**Extracted information:**
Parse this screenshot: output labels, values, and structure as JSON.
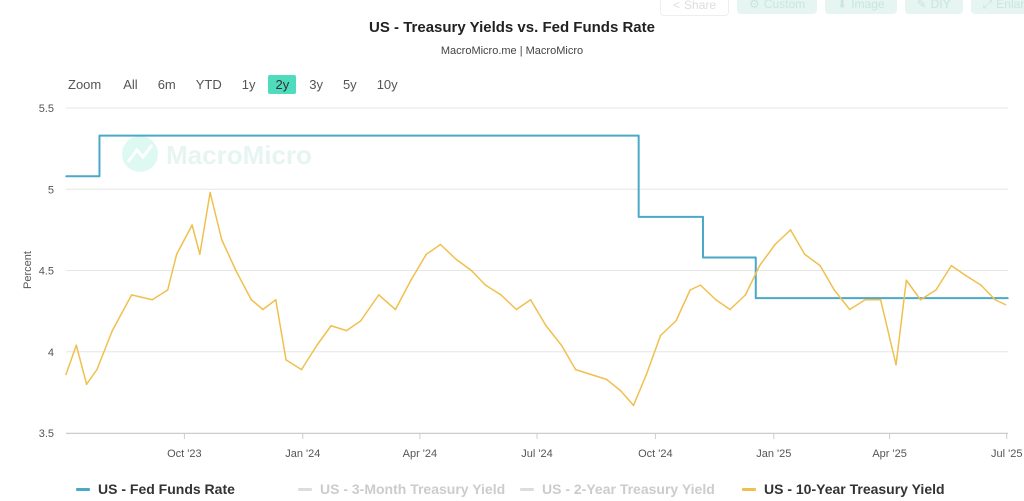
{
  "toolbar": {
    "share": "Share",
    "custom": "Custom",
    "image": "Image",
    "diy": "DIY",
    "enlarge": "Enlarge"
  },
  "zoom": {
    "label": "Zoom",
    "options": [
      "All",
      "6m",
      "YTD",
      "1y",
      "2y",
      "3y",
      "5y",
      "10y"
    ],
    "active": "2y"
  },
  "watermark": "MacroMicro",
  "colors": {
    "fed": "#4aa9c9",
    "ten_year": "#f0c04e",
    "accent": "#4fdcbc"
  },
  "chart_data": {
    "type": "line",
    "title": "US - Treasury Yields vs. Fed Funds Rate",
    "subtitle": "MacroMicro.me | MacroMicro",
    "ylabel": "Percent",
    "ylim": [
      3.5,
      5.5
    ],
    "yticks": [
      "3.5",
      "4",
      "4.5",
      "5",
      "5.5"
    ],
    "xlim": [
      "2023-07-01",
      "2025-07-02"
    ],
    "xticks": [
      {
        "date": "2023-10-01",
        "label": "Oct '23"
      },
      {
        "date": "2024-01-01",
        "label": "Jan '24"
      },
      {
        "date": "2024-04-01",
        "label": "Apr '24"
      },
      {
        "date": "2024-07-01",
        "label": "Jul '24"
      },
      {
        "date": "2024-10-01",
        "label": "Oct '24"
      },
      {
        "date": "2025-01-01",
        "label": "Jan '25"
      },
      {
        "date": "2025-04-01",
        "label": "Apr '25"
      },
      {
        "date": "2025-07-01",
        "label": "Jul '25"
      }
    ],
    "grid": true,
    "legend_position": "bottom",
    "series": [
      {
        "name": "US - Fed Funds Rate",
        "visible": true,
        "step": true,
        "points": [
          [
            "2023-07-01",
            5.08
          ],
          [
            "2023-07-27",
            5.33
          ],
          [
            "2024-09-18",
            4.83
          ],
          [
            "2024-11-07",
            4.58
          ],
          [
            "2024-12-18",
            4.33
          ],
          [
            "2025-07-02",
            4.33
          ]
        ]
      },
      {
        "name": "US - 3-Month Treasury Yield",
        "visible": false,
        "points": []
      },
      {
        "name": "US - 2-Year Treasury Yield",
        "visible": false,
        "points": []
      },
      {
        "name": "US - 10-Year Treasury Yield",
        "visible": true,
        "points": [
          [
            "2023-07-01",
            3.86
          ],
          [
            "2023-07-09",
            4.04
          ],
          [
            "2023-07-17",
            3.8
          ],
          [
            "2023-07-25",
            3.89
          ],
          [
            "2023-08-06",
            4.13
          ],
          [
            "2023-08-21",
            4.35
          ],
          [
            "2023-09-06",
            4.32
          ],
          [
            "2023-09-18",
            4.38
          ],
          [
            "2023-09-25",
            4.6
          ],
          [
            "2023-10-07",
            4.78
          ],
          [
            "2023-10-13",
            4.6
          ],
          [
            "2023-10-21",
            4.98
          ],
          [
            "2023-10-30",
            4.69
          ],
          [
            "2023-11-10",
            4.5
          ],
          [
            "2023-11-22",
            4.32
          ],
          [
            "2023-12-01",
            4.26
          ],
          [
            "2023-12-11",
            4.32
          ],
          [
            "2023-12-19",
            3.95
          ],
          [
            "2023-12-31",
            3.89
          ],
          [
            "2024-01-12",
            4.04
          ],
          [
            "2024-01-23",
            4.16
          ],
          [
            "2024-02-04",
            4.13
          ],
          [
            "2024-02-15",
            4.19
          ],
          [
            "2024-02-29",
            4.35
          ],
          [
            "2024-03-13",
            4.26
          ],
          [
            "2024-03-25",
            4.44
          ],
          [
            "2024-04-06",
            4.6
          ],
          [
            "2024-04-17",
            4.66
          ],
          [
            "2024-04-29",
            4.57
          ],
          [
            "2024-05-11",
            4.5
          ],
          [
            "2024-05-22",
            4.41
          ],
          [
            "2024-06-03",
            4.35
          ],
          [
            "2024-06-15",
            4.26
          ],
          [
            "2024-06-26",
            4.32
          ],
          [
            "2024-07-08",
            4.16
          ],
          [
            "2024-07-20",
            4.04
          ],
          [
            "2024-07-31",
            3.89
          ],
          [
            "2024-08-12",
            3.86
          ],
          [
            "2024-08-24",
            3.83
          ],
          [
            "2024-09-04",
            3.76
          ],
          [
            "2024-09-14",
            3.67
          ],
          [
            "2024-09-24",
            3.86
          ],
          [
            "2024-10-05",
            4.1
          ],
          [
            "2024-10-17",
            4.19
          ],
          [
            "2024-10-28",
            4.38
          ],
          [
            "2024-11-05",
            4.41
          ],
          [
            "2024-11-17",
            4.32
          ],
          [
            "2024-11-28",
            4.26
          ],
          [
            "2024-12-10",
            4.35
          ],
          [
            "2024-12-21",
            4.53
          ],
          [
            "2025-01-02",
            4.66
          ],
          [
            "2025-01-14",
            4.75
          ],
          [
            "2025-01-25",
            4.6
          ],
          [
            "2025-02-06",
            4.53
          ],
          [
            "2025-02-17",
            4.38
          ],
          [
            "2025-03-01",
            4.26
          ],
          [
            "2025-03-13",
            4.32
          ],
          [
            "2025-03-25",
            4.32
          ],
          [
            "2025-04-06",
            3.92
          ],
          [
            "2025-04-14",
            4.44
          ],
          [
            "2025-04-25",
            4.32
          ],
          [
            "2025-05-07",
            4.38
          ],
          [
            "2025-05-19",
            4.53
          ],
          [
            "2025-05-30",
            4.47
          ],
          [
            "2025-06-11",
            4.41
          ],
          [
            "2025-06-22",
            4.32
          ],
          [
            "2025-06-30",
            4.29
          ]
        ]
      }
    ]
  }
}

**Given request:** Without including the pictures, return each record above exactly as it stands.

**Response to the task:**
Parse this screenshot: output labels, values, and structure as JSON.
{
  "toolbar": {
    "share": "Share",
    "custom": "Custom",
    "image": "Image",
    "diy": "DIY",
    "enlarge": "Enlarge"
  },
  "zoom": {
    "label": "Zoom",
    "options": [
      "All",
      "6m",
      "YTD",
      "1y",
      "2y",
      "3y",
      "5y",
      "10y"
    ],
    "active": "2y"
  },
  "watermark": "MacroMicro",
  "colors": {
    "fed": "#4aa9c9",
    "ten_year": "#f0c04e",
    "accent": "#4fdcbc"
  },
  "chart_data": {
    "type": "line",
    "title": "US - Treasury Yields vs. Fed Funds Rate",
    "subtitle": "MacroMicro.me | MacroMicro",
    "ylabel": "Percent",
    "ylim": [
      3.5,
      5.5
    ],
    "yticks": [
      "3.5",
      "4",
      "4.5",
      "5",
      "5.5"
    ],
    "xlim": [
      "2023-07-01",
      "2025-07-02"
    ],
    "xticks": [
      {
        "date": "2023-10-01",
        "label": "Oct '23"
      },
      {
        "date": "2024-01-01",
        "label": "Jan '24"
      },
      {
        "date": "2024-04-01",
        "label": "Apr '24"
      },
      {
        "date": "2024-07-01",
        "label": "Jul '24"
      },
      {
        "date": "2024-10-01",
        "label": "Oct '24"
      },
      {
        "date": "2025-01-01",
        "label": "Jan '25"
      },
      {
        "date": "2025-04-01",
        "label": "Apr '25"
      },
      {
        "date": "2025-07-01",
        "label": "Jul '25"
      }
    ],
    "grid": true,
    "legend_position": "bottom",
    "series": [
      {
        "name": "US - Fed Funds Rate",
        "visible": true,
        "step": true,
        "points": [
          [
            "2023-07-01",
            5.08
          ],
          [
            "2023-07-27",
            5.33
          ],
          [
            "2024-09-18",
            4.83
          ],
          [
            "2024-11-07",
            4.58
          ],
          [
            "2024-12-18",
            4.33
          ],
          [
            "2025-07-02",
            4.33
          ]
        ]
      },
      {
        "name": "US - 3-Month Treasury Yield",
        "visible": false,
        "points": []
      },
      {
        "name": "US - 2-Year Treasury Yield",
        "visible": false,
        "points": []
      },
      {
        "name": "US - 10-Year Treasury Yield",
        "visible": true,
        "points": [
          [
            "2023-07-01",
            3.86
          ],
          [
            "2023-07-09",
            4.04
          ],
          [
            "2023-07-17",
            3.8
          ],
          [
            "2023-07-25",
            3.89
          ],
          [
            "2023-08-06",
            4.13
          ],
          [
            "2023-08-21",
            4.35
          ],
          [
            "2023-09-06",
            4.32
          ],
          [
            "2023-09-18",
            4.38
          ],
          [
            "2023-09-25",
            4.6
          ],
          [
            "2023-10-07",
            4.78
          ],
          [
            "2023-10-13",
            4.6
          ],
          [
            "2023-10-21",
            4.98
          ],
          [
            "2023-10-30",
            4.69
          ],
          [
            "2023-11-10",
            4.5
          ],
          [
            "2023-11-22",
            4.32
          ],
          [
            "2023-12-01",
            4.26
          ],
          [
            "2023-12-11",
            4.32
          ],
          [
            "2023-12-19",
            3.95
          ],
          [
            "2023-12-31",
            3.89
          ],
          [
            "2024-01-12",
            4.04
          ],
          [
            "2024-01-23",
            4.16
          ],
          [
            "2024-02-04",
            4.13
          ],
          [
            "2024-02-15",
            4.19
          ],
          [
            "2024-02-29",
            4.35
          ],
          [
            "2024-03-13",
            4.26
          ],
          [
            "2024-03-25",
            4.44
          ],
          [
            "2024-04-06",
            4.6
          ],
          [
            "2024-04-17",
            4.66
          ],
          [
            "2024-04-29",
            4.57
          ],
          [
            "2024-05-11",
            4.5
          ],
          [
            "2024-05-22",
            4.41
          ],
          [
            "2024-06-03",
            4.35
          ],
          [
            "2024-06-15",
            4.26
          ],
          [
            "2024-06-26",
            4.32
          ],
          [
            "2024-07-08",
            4.16
          ],
          [
            "2024-07-20",
            4.04
          ],
          [
            "2024-07-31",
            3.89
          ],
          [
            "2024-08-12",
            3.86
          ],
          [
            "2024-08-24",
            3.83
          ],
          [
            "2024-09-04",
            3.76
          ],
          [
            "2024-09-14",
            3.67
          ],
          [
            "2024-09-24",
            3.86
          ],
          [
            "2024-10-05",
            4.1
          ],
          [
            "2024-10-17",
            4.19
          ],
          [
            "2024-10-28",
            4.38
          ],
          [
            "2024-11-05",
            4.41
          ],
          [
            "2024-11-17",
            4.32
          ],
          [
            "2024-11-28",
            4.26
          ],
          [
            "2024-12-10",
            4.35
          ],
          [
            "2024-12-21",
            4.53
          ],
          [
            "2025-01-02",
            4.66
          ],
          [
            "2025-01-14",
            4.75
          ],
          [
            "2025-01-25",
            4.6
          ],
          [
            "2025-02-06",
            4.53
          ],
          [
            "2025-02-17",
            4.38
          ],
          [
            "2025-03-01",
            4.26
          ],
          [
            "2025-03-13",
            4.32
          ],
          [
            "2025-03-25",
            4.32
          ],
          [
            "2025-04-06",
            3.92
          ],
          [
            "2025-04-14",
            4.44
          ],
          [
            "2025-04-25",
            4.32
          ],
          [
            "2025-05-07",
            4.38
          ],
          [
            "2025-05-19",
            4.53
          ],
          [
            "2025-05-30",
            4.47
          ],
          [
            "2025-06-11",
            4.41
          ],
          [
            "2025-06-22",
            4.32
          ],
          [
            "2025-06-30",
            4.29
          ]
        ]
      }
    ]
  }
}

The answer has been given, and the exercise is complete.